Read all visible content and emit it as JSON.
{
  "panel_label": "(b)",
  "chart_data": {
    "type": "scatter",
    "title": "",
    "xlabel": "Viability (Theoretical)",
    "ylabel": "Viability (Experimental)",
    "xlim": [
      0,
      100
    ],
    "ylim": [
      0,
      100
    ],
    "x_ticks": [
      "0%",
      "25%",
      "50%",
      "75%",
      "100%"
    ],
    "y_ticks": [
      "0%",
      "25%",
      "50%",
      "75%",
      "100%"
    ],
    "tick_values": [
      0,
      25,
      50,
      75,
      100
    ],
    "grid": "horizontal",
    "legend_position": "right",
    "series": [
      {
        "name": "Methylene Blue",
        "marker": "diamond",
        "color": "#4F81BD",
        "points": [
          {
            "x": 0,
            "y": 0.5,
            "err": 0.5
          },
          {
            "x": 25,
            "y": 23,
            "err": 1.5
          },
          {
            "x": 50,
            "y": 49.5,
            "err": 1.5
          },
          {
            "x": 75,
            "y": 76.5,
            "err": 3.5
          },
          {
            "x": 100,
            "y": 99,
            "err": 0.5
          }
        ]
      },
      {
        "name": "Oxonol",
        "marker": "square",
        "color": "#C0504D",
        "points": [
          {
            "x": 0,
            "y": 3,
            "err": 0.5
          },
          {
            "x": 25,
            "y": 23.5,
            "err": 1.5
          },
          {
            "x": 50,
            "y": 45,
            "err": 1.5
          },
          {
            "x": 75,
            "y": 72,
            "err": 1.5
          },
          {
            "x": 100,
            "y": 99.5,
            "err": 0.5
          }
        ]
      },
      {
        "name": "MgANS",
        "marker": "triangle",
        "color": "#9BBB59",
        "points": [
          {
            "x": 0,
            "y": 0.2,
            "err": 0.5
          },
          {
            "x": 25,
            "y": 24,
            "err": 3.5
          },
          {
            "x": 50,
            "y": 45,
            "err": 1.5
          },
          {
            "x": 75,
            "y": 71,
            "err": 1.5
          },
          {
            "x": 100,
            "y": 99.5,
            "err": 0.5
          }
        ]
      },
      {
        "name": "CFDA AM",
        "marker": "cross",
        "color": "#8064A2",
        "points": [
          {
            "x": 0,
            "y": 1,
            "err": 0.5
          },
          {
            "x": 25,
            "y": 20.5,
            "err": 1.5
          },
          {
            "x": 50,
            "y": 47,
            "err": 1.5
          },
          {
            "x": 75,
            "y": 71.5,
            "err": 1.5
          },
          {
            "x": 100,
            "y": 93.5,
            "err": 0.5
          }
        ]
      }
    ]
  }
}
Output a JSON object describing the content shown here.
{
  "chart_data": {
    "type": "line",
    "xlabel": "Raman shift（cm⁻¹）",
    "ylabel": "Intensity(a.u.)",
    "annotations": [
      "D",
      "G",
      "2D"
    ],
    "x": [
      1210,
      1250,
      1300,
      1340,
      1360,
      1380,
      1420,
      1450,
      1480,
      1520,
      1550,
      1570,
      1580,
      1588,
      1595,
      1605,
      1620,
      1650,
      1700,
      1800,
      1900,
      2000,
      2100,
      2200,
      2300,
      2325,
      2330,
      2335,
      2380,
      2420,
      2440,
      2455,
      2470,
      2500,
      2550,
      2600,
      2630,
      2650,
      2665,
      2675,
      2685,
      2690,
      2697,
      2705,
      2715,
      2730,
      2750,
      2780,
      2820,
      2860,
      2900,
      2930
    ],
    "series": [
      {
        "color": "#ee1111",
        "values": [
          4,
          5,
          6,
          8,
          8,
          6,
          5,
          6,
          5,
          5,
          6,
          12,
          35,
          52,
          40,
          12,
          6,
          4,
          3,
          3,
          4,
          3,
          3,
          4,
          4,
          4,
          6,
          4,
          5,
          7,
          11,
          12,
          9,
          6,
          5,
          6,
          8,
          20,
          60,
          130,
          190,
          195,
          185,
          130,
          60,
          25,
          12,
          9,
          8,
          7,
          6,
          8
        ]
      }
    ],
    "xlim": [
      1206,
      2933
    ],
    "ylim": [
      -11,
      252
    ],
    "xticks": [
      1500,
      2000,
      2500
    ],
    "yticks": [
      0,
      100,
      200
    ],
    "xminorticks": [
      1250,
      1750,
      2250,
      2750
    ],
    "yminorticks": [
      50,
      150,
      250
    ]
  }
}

○ ○ ○ ○ ○ ○ ○

_What you have to do:_ All of the material above needs to be copied exactly.

_Expected answer:_
Read all visible content and emit it as JSON.
{
  "panel_label": "(b)",
  "chart_data": {
    "type": "scatter",
    "title": "",
    "xlabel": "Viability (Theoretical)",
    "ylabel": "Viability (Experimental)",
    "xlim": [
      0,
      100
    ],
    "ylim": [
      0,
      100
    ],
    "x_ticks": [
      "0%",
      "25%",
      "50%",
      "75%",
      "100%"
    ],
    "y_ticks": [
      "0%",
      "25%",
      "50%",
      "75%",
      "100%"
    ],
    "tick_values": [
      0,
      25,
      50,
      75,
      100
    ],
    "grid": "horizontal",
    "legend_position": "right",
    "series": [
      {
        "name": "Methylene Blue",
        "marker": "diamond",
        "color": "#4F81BD",
        "points": [
          {
            "x": 0,
            "y": 0.5,
            "err": 0.5
          },
          {
            "x": 25,
            "y": 23,
            "err": 1.5
          },
          {
            "x": 50,
            "y": 49.5,
            "err": 1.5
          },
          {
            "x": 75,
            "y": 76.5,
            "err": 3.5
          },
          {
            "x": 100,
            "y": 99,
            "err": 0.5
          }
        ]
      },
      {
        "name": "Oxonol",
        "marker": "square",
        "color": "#C0504D",
        "points": [
          {
            "x": 0,
            "y": 3,
            "err": 0.5
          },
          {
            "x": 25,
            "y": 23.5,
            "err": 1.5
          },
          {
            "x": 50,
            "y": 45,
            "err": 1.5
          },
          {
            "x": 75,
            "y": 72,
            "err": 1.5
          },
          {
            "x": 100,
            "y": 99.5,
            "err": 0.5
          }
        ]
      },
      {
        "name": "MgANS",
        "marker": "triangle",
        "color": "#9BBB59",
        "points": [
          {
            "x": 0,
            "y": 0.2,
            "err": 0.5
          },
          {
            "x": 25,
            "y": 24,
            "err": 3.5
          },
          {
            "x": 50,
            "y": 45,
            "err": 1.5
          },
          {
            "x": 75,
            "y": 71,
            "err": 1.5
          },
          {
            "x": 100,
            "y": 99.5,
            "err": 0.5
          }
        ]
      },
      {
        "name": "CFDA AM",
        "marker": "cross",
        "color": "#8064A2",
        "points": [
          {
            "x": 0,
            "y": 1,
            "err": 0.5
          },
          {
            "x": 25,
            "y": 20.5,
            "err": 1.5
          },
          {
            "x": 50,
            "y": 47,
            "err": 1.5
          },
          {
            "x": 75,
            "y": 71.5,
            "err": 1.5
          },
          {
            "x": 100,
            "y": 93.5,
            "err": 0.5
          }
        ]
      }
    ]
  }
}
Output a JSON object describing the content shown here.
{
  "chart_data": {
    "type": "line",
    "xlabel": "Raman shift（cm⁻¹）",
    "ylabel": "Intensity(a.u.)",
    "annotations": [
      "D",
      "G",
      "2D"
    ],
    "x": [
      1210,
      1250,
      1300,
      1340,
      1360,
      1380,
      1420,
      1450,
      1480,
      1520,
      1550,
      1570,
      1580,
      1588,
      1595,
      1605,
      1620,
      1650,
      1700,
      1800,
      1900,
      2000,
      2100,
      2200,
      2300,
      2325,
      2330,
      2335,
      2380,
      2420,
      2440,
      2455,
      2470,
      2500,
      2550,
      2600,
      2630,
      2650,
      2665,
      2675,
      2685,
      2690,
      2697,
      2705,
      2715,
      2730,
      2750,
      2780,
      2820,
      2860,
      2900,
      2930
    ],
    "series": [
      {
        "color": "#ee1111",
        "values": [
          4,
          5,
          6,
          8,
          8,
          6,
          5,
          6,
          5,
          5,
          6,
          12,
          35,
          52,
          40,
          12,
          6,
          4,
          3,
          3,
          4,
          3,
          3,
          4,
          4,
          4,
          6,
          4,
          5,
          7,
          11,
          12,
          9,
          6,
          5,
          6,
          8,
          20,
          60,
          130,
          190,
          195,
          185,
          130,
          60,
          25,
          12,
          9,
          8,
          7,
          6,
          8
        ]
      }
    ],
    "xlim": [
      1206,
      2933
    ],
    "ylim": [
      -11,
      252
    ],
    "xticks": [
      1500,
      2000,
      2500
    ],
    "yticks": [
      0,
      100,
      200
    ],
    "xminorticks": [
      1250,
      1750,
      2250,
      2750
    ],
    "yminorticks": [
      50,
      150,
      250
    ]
  }
}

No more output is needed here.